== Prompt ==
Where a line in the records below includes "current", pull that line out.

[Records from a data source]
◇ ◇ ◇ ◇
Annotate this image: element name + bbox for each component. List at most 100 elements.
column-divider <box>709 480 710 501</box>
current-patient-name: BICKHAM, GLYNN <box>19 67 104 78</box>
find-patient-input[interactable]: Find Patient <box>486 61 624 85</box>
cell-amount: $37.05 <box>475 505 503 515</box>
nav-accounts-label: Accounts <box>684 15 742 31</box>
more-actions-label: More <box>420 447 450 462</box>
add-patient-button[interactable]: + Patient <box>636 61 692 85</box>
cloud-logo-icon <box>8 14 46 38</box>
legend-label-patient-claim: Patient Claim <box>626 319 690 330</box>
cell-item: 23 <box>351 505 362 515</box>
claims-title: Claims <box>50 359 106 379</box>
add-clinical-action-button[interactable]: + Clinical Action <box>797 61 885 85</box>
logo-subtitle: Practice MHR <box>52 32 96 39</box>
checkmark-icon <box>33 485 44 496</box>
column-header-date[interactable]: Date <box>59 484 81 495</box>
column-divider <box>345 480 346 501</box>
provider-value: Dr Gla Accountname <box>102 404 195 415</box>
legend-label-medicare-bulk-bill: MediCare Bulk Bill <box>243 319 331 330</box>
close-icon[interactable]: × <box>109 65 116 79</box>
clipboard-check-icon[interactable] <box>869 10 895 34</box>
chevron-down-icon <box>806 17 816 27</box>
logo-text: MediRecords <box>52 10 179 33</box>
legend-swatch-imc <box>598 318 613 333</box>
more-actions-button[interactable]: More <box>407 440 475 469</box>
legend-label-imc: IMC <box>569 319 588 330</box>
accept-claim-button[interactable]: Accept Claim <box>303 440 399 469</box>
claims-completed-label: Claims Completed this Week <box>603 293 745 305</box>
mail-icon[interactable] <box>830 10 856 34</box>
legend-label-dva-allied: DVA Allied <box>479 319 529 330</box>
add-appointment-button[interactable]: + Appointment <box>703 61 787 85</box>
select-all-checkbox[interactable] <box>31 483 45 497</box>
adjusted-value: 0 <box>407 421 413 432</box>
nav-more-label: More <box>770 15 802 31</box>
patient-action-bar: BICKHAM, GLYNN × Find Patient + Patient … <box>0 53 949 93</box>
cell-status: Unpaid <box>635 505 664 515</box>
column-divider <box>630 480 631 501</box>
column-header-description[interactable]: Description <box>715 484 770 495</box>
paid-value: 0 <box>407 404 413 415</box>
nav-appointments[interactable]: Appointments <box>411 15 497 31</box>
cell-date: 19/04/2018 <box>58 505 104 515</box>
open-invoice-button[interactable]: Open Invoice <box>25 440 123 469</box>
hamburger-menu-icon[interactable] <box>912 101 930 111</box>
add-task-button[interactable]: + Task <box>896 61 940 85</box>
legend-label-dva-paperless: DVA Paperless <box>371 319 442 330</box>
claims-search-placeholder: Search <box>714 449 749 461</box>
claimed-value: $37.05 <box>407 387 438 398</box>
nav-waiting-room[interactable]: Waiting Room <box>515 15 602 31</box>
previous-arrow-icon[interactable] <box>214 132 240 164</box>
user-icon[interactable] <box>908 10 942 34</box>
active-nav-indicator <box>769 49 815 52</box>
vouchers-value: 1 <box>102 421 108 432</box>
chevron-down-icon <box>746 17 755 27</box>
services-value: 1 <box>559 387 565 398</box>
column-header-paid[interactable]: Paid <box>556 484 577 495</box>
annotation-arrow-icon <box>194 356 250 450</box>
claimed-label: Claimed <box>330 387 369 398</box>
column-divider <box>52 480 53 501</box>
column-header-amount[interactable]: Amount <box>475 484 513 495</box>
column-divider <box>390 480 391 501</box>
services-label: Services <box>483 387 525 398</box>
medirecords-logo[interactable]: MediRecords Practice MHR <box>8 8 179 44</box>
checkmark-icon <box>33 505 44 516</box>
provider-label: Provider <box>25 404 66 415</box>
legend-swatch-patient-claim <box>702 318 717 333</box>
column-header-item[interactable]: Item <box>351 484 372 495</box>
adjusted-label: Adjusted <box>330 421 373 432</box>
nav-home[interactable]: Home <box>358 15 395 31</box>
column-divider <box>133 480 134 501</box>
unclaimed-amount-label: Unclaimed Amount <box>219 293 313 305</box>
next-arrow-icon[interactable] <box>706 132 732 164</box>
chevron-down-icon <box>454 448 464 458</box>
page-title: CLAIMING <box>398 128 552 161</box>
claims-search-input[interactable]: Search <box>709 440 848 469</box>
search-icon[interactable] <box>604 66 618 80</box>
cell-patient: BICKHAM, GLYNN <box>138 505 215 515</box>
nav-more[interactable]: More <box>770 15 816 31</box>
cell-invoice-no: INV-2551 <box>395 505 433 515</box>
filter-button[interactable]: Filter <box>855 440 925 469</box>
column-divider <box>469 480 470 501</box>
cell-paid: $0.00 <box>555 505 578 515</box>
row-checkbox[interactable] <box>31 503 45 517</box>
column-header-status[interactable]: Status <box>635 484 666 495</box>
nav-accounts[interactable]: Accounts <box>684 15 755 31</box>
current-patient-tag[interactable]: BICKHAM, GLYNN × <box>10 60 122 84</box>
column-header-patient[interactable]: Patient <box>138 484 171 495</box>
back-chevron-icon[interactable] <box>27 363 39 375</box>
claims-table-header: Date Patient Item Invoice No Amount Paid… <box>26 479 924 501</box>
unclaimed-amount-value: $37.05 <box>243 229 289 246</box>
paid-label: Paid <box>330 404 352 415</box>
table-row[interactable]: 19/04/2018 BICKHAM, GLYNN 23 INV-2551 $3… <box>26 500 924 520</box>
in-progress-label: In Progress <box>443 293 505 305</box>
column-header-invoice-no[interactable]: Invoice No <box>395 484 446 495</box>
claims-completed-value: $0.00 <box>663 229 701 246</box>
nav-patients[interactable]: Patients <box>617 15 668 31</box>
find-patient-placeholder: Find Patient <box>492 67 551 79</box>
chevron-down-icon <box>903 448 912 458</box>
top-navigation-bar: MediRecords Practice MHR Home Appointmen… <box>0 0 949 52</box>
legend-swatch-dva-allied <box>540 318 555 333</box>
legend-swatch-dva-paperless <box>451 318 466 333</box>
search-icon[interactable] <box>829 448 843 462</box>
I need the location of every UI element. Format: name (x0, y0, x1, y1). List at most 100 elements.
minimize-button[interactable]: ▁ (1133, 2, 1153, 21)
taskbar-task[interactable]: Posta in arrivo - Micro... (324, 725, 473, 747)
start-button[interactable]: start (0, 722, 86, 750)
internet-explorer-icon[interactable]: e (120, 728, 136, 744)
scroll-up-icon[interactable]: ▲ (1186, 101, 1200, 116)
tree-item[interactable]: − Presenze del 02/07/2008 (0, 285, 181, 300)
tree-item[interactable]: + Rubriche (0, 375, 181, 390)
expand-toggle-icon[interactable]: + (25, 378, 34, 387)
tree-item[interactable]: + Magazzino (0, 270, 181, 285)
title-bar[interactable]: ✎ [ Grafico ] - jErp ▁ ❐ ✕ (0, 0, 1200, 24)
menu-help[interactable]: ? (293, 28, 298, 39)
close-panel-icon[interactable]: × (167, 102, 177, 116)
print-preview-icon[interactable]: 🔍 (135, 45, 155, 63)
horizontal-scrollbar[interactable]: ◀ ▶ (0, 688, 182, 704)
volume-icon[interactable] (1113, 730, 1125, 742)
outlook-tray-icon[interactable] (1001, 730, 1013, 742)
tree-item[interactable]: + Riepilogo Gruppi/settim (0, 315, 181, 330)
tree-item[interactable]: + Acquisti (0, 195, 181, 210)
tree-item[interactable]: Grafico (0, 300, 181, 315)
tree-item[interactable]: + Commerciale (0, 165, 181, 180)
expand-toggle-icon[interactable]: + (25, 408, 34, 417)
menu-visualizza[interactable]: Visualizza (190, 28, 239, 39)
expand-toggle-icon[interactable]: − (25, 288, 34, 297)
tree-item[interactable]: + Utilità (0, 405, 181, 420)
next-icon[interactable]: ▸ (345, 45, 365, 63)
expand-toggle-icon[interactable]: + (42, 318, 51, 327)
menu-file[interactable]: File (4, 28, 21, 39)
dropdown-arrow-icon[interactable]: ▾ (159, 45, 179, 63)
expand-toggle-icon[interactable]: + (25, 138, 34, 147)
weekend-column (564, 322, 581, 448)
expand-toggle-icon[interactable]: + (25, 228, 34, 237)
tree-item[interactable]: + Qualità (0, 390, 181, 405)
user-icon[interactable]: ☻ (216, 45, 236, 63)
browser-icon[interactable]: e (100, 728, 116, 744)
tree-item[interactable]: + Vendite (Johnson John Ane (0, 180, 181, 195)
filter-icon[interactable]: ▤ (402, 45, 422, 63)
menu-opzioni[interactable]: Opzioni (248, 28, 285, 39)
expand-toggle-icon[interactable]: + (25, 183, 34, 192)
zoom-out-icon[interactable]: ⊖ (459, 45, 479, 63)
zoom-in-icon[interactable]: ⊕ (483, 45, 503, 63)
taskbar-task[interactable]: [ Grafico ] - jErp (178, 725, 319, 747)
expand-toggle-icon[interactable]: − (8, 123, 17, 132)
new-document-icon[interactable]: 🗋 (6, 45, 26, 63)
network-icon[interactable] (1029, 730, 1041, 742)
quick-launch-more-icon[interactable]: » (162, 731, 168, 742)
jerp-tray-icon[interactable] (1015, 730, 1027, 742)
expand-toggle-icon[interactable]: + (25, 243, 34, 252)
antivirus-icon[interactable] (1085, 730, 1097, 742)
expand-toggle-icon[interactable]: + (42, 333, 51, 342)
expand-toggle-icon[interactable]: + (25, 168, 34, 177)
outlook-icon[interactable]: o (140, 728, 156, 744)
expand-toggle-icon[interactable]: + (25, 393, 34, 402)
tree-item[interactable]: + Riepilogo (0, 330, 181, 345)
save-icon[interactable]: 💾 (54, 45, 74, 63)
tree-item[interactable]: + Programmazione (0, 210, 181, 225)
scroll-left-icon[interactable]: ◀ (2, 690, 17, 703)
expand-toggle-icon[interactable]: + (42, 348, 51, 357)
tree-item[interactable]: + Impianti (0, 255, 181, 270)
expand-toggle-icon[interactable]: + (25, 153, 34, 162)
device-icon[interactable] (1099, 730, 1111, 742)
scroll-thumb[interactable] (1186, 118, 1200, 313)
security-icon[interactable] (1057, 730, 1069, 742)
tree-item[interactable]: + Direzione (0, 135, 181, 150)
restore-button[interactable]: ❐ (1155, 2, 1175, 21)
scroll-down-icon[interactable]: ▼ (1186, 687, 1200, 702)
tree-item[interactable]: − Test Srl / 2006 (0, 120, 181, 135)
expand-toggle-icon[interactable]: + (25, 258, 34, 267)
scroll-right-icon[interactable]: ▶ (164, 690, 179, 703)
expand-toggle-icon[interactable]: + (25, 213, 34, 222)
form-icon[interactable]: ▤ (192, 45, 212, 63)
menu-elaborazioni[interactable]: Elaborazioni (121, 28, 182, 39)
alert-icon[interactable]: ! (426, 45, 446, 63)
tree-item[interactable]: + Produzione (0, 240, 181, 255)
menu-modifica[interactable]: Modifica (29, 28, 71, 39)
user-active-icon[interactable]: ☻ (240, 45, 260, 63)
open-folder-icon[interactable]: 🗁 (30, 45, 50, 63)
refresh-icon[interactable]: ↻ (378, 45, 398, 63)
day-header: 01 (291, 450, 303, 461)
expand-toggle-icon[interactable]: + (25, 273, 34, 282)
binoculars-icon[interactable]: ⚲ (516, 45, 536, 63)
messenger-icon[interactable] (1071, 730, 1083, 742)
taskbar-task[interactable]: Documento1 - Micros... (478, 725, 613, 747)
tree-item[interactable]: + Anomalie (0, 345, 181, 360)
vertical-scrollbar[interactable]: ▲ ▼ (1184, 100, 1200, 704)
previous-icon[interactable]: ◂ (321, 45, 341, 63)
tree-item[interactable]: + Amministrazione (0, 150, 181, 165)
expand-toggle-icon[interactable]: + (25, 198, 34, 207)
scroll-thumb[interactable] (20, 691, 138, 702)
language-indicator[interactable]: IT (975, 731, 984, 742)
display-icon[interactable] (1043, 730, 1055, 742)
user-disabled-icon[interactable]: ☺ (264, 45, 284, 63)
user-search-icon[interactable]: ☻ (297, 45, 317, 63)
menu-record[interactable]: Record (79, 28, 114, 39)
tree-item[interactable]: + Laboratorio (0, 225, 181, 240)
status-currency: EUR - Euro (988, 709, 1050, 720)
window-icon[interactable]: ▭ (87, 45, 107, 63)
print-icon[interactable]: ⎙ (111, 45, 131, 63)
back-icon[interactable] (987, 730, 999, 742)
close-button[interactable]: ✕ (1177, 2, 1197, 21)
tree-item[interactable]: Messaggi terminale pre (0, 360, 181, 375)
◇ ◇ ◇ ◇
== Exercise response ==
current-patient-name: BICKHAM, GLYNN <box>19 67 104 78</box>
current-patient-tag[interactable]: BICKHAM, GLYNN × <box>10 60 122 84</box>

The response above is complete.